**What to do:**
In the copy, keep every record exact and leave out all images.

**Data for processing:**
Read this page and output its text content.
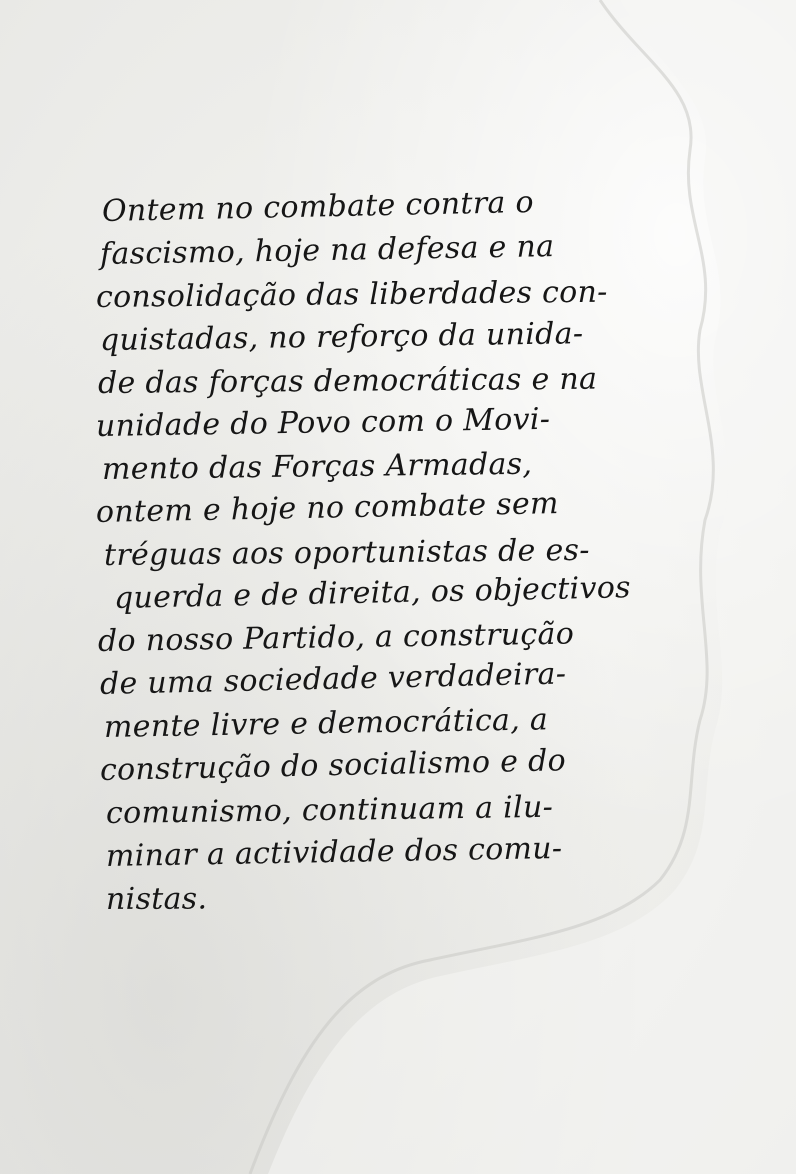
Ontem no combate contra o
fascismo, hoje na defesa e na
consolidação das liberdades con-
quistadas, no reforço da unida-
de das forças democráticas e na
unidade do Povo com o Movi-
mento das Forças Armadas,
ontem e hoje no combate sem
tréguas aos oportunistas de es-
querda e de direita, os objectivos
do nosso Partido, a construção
de uma sociedade verdadeira-
mente livre e democrática, a
construção do socialismo e do
comunismo, continuam a ilu-
minar a actividade dos comu-
nistas.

**Solved exercise:**
Read this page and output its text content.
Ontem no combate contra o
fascismo, hoje na defesa e na
consolidação das liberdades con-
quistadas, no reforço da unida-
de das forças democráticas e na
unidade do Povo com o Movi-
mento das Forças Armadas,
ontem e hoje no combate sem
tréguas aos oportunistas de es-
querda e de direita, os objectivos
do nosso Partido, a construção
de uma sociedade verdadeira-
mente livre e democrática, a
construção do socialismo e do
comunismo, continuam a ilu-
minar a actividade dos comu-
nistas.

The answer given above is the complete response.